-- begin Exercise input --

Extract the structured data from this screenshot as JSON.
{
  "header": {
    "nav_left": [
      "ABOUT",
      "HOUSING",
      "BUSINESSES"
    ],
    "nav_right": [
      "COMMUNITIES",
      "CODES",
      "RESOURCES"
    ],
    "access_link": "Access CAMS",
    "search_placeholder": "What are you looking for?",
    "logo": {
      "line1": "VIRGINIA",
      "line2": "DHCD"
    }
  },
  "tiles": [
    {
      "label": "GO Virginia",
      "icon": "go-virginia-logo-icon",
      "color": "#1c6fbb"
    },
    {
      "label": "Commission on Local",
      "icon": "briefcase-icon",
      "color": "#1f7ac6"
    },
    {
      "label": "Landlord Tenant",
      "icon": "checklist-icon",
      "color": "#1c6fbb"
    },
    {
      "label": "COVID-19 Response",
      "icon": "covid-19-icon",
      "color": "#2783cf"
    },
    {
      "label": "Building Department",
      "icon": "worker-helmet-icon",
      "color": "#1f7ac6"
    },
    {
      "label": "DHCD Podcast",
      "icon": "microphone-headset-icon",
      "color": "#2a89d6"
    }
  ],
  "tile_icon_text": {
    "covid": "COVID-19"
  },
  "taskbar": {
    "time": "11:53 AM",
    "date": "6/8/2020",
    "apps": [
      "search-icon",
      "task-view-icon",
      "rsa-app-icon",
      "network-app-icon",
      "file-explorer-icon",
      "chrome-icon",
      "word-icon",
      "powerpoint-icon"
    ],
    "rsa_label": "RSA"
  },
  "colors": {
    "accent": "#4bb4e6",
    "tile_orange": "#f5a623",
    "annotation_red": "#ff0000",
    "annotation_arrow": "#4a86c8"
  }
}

-- end Exercise input --

Write out all records exactly, keeping every detail.

Extract the structured data from this screenshot as JSON.
{
  "header": {
    "nav_left": [
      "ABOUT",
      "HOUSING",
      "BUSINESSES"
    ],
    "nav_right": [
      "COMMUNITIES",
      "CODES",
      "RESOURCES"
    ],
    "access_link": "Access CAMS",
    "search_placeholder": "What are you looking for?",
    "logo": {
      "line1": "VIRGINIA",
      "line2": "DHCD"
    }
  },
  "tiles": [
    {
      "label": "GO Virginia",
      "icon": "go-virginia-logo-icon",
      "color": "#1c6fbb"
    },
    {
      "label": "Commission on Local",
      "icon": "briefcase-icon",
      "color": "#1f7ac6"
    },
    {
      "label": "Landlord Tenant",
      "icon": "checklist-icon",
      "color": "#1c6fbb"
    },
    {
      "label": "COVID-19 Response",
      "icon": "covid-19-icon",
      "color": "#2783cf"
    },
    {
      "label": "Building Department",
      "icon": "worker-helmet-icon",
      "color": "#1f7ac6"
    },
    {
      "label": "DHCD Podcast",
      "icon": "microphone-headset-icon",
      "color": "#2a89d6"
    }
  ],
  "tile_icon_text": {
    "covid": "COVID-19"
  },
  "taskbar": {
    "time": "11:53 AM",
    "date": "6/8/2020",
    "apps": [
      "search-icon",
      "task-view-icon",
      "rsa-app-icon",
      "network-app-icon",
      "file-explorer-icon",
      "chrome-icon",
      "word-icon",
      "powerpoint-icon"
    ],
    "rsa_label": "RSA"
  },
  "colors": {
    "accent": "#4bb4e6",
    "tile_orange": "#f5a623",
    "annotation_red": "#ff0000",
    "annotation_arrow": "#4a86c8"
  }
}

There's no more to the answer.